§ REQUIREMENT
Return each of the items below word for word.

§ MATERIAL FOR THIS EXERCISE
■ ■ ■

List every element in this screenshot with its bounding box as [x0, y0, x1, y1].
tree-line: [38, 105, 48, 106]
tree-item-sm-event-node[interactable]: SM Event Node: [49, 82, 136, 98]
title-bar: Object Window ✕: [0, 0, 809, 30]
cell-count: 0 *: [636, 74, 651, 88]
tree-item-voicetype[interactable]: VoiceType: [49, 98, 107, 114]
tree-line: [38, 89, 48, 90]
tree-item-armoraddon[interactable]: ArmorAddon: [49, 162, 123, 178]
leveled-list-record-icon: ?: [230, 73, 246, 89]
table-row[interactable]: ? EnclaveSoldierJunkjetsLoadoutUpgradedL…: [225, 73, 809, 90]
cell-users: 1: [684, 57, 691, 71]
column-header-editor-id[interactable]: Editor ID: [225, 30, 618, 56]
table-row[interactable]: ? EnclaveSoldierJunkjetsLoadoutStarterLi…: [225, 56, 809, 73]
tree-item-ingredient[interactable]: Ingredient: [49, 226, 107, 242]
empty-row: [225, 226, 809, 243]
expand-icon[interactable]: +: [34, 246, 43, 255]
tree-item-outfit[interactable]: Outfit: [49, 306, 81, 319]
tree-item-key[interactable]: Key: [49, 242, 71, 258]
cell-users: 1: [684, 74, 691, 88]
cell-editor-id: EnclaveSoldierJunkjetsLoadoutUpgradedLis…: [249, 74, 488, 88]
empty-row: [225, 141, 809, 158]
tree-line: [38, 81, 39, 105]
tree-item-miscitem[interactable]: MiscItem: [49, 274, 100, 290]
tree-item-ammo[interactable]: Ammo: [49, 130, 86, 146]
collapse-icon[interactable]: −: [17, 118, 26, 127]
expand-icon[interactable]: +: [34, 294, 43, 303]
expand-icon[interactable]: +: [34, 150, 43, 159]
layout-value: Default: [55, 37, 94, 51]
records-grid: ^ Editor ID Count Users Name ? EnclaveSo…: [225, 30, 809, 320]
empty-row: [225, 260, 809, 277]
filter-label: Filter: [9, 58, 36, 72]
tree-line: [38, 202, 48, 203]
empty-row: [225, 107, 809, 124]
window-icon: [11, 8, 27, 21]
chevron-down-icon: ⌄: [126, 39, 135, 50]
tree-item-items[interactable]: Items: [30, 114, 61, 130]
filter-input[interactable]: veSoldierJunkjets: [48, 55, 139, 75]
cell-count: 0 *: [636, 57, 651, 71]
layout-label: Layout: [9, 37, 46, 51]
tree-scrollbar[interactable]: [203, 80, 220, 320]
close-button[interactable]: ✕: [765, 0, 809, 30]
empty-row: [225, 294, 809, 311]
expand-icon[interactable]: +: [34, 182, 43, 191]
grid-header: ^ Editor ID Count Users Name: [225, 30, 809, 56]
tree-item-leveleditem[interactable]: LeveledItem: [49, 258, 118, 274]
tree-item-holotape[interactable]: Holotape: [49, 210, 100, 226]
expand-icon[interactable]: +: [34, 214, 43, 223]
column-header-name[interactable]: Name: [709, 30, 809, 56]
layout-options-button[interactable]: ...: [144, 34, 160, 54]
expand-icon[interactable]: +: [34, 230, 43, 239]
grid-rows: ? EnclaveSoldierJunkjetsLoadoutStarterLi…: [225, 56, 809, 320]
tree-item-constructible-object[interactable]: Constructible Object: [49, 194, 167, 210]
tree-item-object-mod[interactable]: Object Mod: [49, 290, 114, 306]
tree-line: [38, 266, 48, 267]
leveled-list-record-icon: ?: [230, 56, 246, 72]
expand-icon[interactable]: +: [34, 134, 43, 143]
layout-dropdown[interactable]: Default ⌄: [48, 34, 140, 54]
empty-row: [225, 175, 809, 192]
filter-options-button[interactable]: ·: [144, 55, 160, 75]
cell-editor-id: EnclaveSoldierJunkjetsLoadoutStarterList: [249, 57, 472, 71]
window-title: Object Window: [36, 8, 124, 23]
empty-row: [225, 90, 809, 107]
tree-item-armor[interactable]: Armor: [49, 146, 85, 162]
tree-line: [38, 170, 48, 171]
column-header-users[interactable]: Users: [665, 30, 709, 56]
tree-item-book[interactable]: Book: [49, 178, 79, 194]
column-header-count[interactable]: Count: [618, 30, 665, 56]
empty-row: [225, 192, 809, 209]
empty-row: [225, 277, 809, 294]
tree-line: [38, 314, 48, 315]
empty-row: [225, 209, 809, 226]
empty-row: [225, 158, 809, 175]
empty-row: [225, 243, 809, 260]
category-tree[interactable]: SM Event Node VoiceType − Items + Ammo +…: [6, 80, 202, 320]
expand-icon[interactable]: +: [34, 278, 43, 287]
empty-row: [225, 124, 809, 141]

■ ■ ■

§ RESPONSE BELOW
List every element in this screenshot with its bounding box as [x0, y0, x1, y1].
tree-line: [38, 105, 48, 106]
tree-item-sm-event-node[interactable]: SM Event Node: [49, 82, 136, 98]
title-bar: Object Window ✕: [0, 0, 809, 30]
cell-count: 0 *: [636, 74, 651, 88]
tree-item-voicetype[interactable]: VoiceType: [49, 98, 107, 114]
tree-line: [38, 89, 48, 90]
tree-item-armoraddon[interactable]: ArmorAddon: [49, 162, 123, 178]
leveled-list-record-icon: ?: [230, 73, 246, 89]
table-row[interactable]: ? EnclaveSoldierJunkjetsLoadoutUpgradedL…: [225, 73, 809, 90]
cell-users: 1: [684, 57, 691, 71]
column-header-editor-id[interactable]: Editor ID: [225, 30, 618, 56]
table-row[interactable]: ? EnclaveSoldierJunkjetsLoadoutStarterLi…: [225, 56, 809, 73]
tree-item-ingredient[interactable]: Ingredient: [49, 226, 107, 242]
empty-row: [225, 226, 809, 243]
expand-icon[interactable]: +: [34, 246, 43, 255]
tree-item-outfit[interactable]: Outfit: [49, 306, 81, 319]
tree-item-key[interactable]: Key: [49, 242, 71, 258]
cell-users: 1: [684, 74, 691, 88]
cell-editor-id: EnclaveSoldierJunkjetsLoadoutUpgradedLis…: [249, 74, 488, 88]
empty-row: [225, 141, 809, 158]
tree-line: [38, 81, 39, 105]
tree-item-miscitem[interactable]: MiscItem: [49, 274, 100, 290]
tree-item-ammo[interactable]: Ammo: [49, 130, 86, 146]
collapse-icon[interactable]: −: [17, 118, 26, 127]
expand-icon[interactable]: +: [34, 294, 43, 303]
expand-icon[interactable]: +: [34, 150, 43, 159]
layout-value: Default: [55, 37, 94, 51]
records-grid: ^ Editor ID Count Users Name ? EnclaveSo…: [225, 30, 809, 320]
empty-row: [225, 260, 809, 277]
filter-label: Filter: [9, 58, 36, 72]
tree-line: [38, 202, 48, 203]
empty-row: [225, 107, 809, 124]
window-icon: [11, 8, 27, 21]
chevron-down-icon: ⌄: [126, 39, 135, 50]
tree-item-items[interactable]: Items: [30, 114, 61, 130]
filter-input[interactable]: veSoldierJunkjets: [48, 55, 139, 75]
cell-count: 0 *: [636, 57, 651, 71]
layout-label: Layout: [9, 37, 46, 51]
tree-scrollbar[interactable]: [203, 80, 220, 320]
close-button[interactable]: ✕: [765, 0, 809, 30]
empty-row: [225, 294, 809, 311]
expand-icon[interactable]: +: [34, 182, 43, 191]
grid-header: ^ Editor ID Count Users Name: [225, 30, 809, 56]
tree-item-leveleditem[interactable]: LeveledItem: [49, 258, 118, 274]
tree-item-holotape[interactable]: Holotape: [49, 210, 100, 226]
expand-icon[interactable]: +: [34, 214, 43, 223]
column-header-name[interactable]: Name: [709, 30, 809, 56]
layout-options-button[interactable]: ...: [144, 34, 160, 54]
expand-icon[interactable]: +: [34, 230, 43, 239]
grid-rows: ? EnclaveSoldierJunkjetsLoadoutStarterLi…: [225, 56, 809, 320]
tree-item-constructible-object[interactable]: Constructible Object: [49, 194, 167, 210]
tree-item-object-mod[interactable]: Object Mod: [49, 290, 114, 306]
tree-line: [38, 266, 48, 267]
leveled-list-record-icon: ?: [230, 56, 246, 72]
expand-icon[interactable]: +: [34, 134, 43, 143]
layout-dropdown[interactable]: Default ⌄: [48, 34, 140, 54]
empty-row: [225, 175, 809, 192]
filter-options-button[interactable]: ·: [144, 55, 160, 75]
cell-editor-id: EnclaveSoldierJunkjetsLoadoutStarterList: [249, 57, 472, 71]
window-title: Object Window: [36, 8, 124, 23]
empty-row: [225, 90, 809, 107]
tree-item-armor[interactable]: Armor: [49, 146, 85, 162]
tree-line: [38, 170, 48, 171]
column-header-users[interactable]: Users: [665, 30, 709, 56]
tree-item-book[interactable]: Book: [49, 178, 79, 194]
column-header-count[interactable]: Count: [618, 30, 665, 56]
empty-row: [225, 192, 809, 209]
empty-row: [225, 277, 809, 294]
tree-line: [38, 314, 48, 315]
empty-row: [225, 209, 809, 226]
empty-row: [225, 158, 809, 175]
empty-row: [225, 243, 809, 260]
category-tree[interactable]: SM Event Node VoiceType − Items + Ammo +…: [6, 80, 202, 320]
expand-icon[interactable]: +: [34, 278, 43, 287]
empty-row: [225, 124, 809, 141]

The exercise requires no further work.